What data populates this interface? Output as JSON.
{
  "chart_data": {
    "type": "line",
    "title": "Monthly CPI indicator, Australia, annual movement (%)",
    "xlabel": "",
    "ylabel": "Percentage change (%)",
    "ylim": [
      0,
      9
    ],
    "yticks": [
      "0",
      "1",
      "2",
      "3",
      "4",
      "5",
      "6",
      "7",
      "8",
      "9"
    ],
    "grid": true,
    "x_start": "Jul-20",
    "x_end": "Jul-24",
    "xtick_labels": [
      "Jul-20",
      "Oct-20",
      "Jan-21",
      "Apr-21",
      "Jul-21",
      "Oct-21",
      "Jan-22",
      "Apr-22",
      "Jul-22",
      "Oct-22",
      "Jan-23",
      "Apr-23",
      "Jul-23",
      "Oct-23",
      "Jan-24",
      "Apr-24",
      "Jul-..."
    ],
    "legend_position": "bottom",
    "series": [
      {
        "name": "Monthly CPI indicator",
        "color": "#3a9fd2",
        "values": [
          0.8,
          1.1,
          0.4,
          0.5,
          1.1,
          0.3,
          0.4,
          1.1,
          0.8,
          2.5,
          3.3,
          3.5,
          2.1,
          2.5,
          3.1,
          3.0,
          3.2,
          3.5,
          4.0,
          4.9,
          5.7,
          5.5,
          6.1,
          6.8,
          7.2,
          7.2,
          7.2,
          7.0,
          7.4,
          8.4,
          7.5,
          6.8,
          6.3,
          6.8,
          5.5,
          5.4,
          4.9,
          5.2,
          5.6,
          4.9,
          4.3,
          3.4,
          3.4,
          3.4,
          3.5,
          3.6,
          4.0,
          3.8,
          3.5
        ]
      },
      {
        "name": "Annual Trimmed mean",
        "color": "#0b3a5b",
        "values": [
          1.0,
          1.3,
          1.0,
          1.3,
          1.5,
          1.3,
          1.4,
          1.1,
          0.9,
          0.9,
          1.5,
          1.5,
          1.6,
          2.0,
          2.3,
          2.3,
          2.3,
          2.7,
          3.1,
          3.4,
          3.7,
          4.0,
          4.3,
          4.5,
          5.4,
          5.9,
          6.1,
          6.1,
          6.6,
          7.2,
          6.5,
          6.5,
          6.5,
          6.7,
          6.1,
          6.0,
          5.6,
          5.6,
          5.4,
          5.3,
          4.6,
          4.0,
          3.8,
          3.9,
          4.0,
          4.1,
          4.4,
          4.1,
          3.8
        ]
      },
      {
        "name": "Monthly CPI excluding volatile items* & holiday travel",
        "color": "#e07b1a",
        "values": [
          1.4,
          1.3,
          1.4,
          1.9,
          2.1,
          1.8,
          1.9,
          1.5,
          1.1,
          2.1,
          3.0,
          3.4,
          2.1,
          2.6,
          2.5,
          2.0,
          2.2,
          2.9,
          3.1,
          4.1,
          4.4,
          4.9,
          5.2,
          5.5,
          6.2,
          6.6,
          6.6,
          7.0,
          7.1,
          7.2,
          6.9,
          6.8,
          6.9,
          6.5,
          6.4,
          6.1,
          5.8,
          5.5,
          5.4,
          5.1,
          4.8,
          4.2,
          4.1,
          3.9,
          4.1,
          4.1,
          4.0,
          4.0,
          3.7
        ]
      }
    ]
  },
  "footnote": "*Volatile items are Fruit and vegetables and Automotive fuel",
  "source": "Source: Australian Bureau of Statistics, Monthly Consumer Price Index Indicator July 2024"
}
■ ■ ■ ■
The data above must be returned in full, exactly as written.

What data populates this interface? Output as JSON.
{
  "chart_data": {
    "type": "line",
    "title": "Monthly CPI indicator, Australia, annual movement (%)",
    "xlabel": "",
    "ylabel": "Percentage change (%)",
    "ylim": [
      0,
      9
    ],
    "yticks": [
      "0",
      "1",
      "2",
      "3",
      "4",
      "5",
      "6",
      "7",
      "8",
      "9"
    ],
    "grid": true,
    "x_start": "Jul-20",
    "x_end": "Jul-24",
    "xtick_labels": [
      "Jul-20",
      "Oct-20",
      "Jan-21",
      "Apr-21",
      "Jul-21",
      "Oct-21",
      "Jan-22",
      "Apr-22",
      "Jul-22",
      "Oct-22",
      "Jan-23",
      "Apr-23",
      "Jul-23",
      "Oct-23",
      "Jan-24",
      "Apr-24",
      "Jul-..."
    ],
    "legend_position": "bottom",
    "series": [
      {
        "name": "Monthly CPI indicator",
        "color": "#3a9fd2",
        "values": [
          0.8,
          1.1,
          0.4,
          0.5,
          1.1,
          0.3,
          0.4,
          1.1,
          0.8,
          2.5,
          3.3,
          3.5,
          2.1,
          2.5,
          3.1,
          3.0,
          3.2,
          3.5,
          4.0,
          4.9,
          5.7,
          5.5,
          6.1,
          6.8,
          7.2,
          7.2,
          7.2,
          7.0,
          7.4,
          8.4,
          7.5,
          6.8,
          6.3,
          6.8,
          5.5,
          5.4,
          4.9,
          5.2,
          5.6,
          4.9,
          4.3,
          3.4,
          3.4,
          3.4,
          3.5,
          3.6,
          4.0,
          3.8,
          3.5
        ]
      },
      {
        "name": "Annual Trimmed mean",
        "color": "#0b3a5b",
        "values": [
          1.0,
          1.3,
          1.0,
          1.3,
          1.5,
          1.3,
          1.4,
          1.1,
          0.9,
          0.9,
          1.5,
          1.5,
          1.6,
          2.0,
          2.3,
          2.3,
          2.3,
          2.7,
          3.1,
          3.4,
          3.7,
          4.0,
          4.3,
          4.5,
          5.4,
          5.9,
          6.1,
          6.1,
          6.6,
          7.2,
          6.5,
          6.5,
          6.5,
          6.7,
          6.1,
          6.0,
          5.6,
          5.6,
          5.4,
          5.3,
          4.6,
          4.0,
          3.8,
          3.9,
          4.0,
          4.1,
          4.4,
          4.1,
          3.8
        ]
      },
      {
        "name": "Monthly CPI excluding volatile items* & holiday travel",
        "color": "#e07b1a",
        "values": [
          1.4,
          1.3,
          1.4,
          1.9,
          2.1,
          1.8,
          1.9,
          1.5,
          1.1,
          2.1,
          3.0,
          3.4,
          2.1,
          2.6,
          2.5,
          2.0,
          2.2,
          2.9,
          3.1,
          4.1,
          4.4,
          4.9,
          5.2,
          5.5,
          6.2,
          6.6,
          6.6,
          7.0,
          7.1,
          7.2,
          6.9,
          6.8,
          6.9,
          6.5,
          6.4,
          6.1,
          5.8,
          5.5,
          5.4,
          5.1,
          4.8,
          4.2,
          4.1,
          3.9,
          4.1,
          4.1,
          4.0,
          4.0,
          3.7
        ]
      }
    ]
  },
  "footnote": "*Volatile items are Fruit and vegetables and Automotive fuel",
  "source": "Source: Australian Bureau of Statistics, Monthly Consumer Price Index Indicator July 2024"
}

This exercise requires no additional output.